Dataset rows about figures:

* * * * * * *

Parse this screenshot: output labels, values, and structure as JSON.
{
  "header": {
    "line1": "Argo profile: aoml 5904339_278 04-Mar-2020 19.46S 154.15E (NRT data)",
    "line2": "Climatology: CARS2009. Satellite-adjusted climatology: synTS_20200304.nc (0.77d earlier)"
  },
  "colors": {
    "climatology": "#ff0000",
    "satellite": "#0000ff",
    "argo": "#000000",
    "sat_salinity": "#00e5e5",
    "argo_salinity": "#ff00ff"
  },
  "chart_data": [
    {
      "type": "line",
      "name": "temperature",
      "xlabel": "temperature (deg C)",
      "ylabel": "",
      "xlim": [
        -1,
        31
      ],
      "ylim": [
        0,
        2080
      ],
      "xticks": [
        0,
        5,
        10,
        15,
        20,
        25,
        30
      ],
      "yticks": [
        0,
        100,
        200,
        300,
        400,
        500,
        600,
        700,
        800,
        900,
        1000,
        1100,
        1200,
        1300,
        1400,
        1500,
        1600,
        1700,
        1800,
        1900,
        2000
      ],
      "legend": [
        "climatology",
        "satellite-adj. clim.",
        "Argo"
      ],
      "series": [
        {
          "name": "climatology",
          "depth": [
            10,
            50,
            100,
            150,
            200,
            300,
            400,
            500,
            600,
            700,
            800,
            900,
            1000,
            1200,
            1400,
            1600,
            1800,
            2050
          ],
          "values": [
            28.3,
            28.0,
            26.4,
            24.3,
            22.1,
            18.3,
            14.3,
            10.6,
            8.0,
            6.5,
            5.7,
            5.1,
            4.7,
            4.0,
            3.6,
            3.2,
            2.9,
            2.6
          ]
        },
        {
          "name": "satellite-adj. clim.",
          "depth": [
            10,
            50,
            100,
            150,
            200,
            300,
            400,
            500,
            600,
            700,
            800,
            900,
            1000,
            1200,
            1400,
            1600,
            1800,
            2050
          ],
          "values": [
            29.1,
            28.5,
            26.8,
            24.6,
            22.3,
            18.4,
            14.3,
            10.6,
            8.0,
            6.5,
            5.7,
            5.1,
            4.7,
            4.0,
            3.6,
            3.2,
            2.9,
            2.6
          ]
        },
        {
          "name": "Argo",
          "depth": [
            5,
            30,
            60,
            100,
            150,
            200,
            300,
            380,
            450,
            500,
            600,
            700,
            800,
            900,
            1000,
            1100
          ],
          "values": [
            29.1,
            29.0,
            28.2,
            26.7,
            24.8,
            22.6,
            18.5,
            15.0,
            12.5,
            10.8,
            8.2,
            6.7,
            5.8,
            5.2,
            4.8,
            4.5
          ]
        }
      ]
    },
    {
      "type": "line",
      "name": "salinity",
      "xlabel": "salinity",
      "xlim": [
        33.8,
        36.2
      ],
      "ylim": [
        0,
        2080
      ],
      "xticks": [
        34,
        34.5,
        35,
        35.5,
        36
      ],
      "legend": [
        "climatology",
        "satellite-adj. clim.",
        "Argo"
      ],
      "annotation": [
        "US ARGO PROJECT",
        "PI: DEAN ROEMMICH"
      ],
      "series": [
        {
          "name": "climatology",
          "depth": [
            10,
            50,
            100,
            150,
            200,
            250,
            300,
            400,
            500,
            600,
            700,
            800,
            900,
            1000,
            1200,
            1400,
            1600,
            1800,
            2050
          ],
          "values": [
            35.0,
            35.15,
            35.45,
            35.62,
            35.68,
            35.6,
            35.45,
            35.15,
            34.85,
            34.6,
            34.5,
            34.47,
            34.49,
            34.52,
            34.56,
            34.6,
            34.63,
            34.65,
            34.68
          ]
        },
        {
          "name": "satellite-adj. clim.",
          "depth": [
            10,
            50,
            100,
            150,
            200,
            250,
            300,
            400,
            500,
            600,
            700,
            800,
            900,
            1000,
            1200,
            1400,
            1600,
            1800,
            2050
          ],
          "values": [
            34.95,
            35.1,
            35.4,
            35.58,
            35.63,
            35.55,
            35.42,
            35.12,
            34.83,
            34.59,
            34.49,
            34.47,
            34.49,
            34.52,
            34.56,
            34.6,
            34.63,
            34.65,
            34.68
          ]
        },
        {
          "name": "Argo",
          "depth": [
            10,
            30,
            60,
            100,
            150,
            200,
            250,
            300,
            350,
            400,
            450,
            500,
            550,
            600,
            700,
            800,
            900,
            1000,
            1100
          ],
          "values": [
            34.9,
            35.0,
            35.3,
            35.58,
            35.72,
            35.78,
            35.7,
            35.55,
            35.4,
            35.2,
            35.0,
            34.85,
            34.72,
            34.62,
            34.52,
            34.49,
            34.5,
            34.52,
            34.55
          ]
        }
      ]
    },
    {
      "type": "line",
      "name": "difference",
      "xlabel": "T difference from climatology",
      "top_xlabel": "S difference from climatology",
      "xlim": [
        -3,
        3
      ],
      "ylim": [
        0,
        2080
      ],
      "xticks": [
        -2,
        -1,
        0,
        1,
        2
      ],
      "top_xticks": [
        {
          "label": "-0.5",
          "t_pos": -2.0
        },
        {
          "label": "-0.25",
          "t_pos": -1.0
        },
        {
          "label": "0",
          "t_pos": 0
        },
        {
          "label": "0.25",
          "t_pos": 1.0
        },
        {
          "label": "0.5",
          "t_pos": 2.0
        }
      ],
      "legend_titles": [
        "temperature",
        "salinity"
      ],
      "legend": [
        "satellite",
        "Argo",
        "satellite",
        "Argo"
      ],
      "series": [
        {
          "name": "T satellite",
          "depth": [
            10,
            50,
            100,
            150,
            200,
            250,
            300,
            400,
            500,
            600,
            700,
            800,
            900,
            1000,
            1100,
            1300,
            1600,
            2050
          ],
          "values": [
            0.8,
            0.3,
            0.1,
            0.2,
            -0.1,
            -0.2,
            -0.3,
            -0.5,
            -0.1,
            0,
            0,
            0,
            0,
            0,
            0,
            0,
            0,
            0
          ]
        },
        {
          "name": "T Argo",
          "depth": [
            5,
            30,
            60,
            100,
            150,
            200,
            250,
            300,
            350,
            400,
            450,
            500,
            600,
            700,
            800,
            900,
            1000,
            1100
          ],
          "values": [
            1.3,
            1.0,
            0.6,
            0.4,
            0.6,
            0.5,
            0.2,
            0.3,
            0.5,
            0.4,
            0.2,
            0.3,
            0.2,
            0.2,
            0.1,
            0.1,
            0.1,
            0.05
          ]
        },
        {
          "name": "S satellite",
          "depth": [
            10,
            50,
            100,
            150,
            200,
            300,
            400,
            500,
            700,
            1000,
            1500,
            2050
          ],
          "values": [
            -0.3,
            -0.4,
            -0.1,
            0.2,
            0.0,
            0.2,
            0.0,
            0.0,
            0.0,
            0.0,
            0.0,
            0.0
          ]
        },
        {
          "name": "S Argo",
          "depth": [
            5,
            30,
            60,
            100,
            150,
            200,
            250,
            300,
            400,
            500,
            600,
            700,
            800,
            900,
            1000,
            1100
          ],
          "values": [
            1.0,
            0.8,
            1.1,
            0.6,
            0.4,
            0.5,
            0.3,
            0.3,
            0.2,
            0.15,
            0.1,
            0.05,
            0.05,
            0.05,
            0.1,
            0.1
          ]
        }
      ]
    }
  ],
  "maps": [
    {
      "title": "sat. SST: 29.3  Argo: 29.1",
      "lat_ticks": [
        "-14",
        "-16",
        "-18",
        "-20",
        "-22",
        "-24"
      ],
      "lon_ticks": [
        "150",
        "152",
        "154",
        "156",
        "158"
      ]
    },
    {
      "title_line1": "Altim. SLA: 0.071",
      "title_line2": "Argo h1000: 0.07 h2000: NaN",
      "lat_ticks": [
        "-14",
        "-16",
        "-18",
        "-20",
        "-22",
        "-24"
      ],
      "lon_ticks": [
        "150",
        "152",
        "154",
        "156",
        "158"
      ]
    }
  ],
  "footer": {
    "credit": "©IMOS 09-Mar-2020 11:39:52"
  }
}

* * * * * * *

--- WHAT TO WORK ON ---
Pick each line holding the word "climatology" out of the listing.

--- RESPONSE TO THIS TASK ---
    "line2": "Climatology: CARS2009. Satellite-adjusted climatology: synTS_20200304.nc (0.77d earlier)"
    "climatology": "#ff0000",
        "climatology",
          "name": "climatology",
        "climatology",
          "name": "climatology",
      "xlabel": "T difference from climatology",
      "top_xlabel": "S difference from climatology",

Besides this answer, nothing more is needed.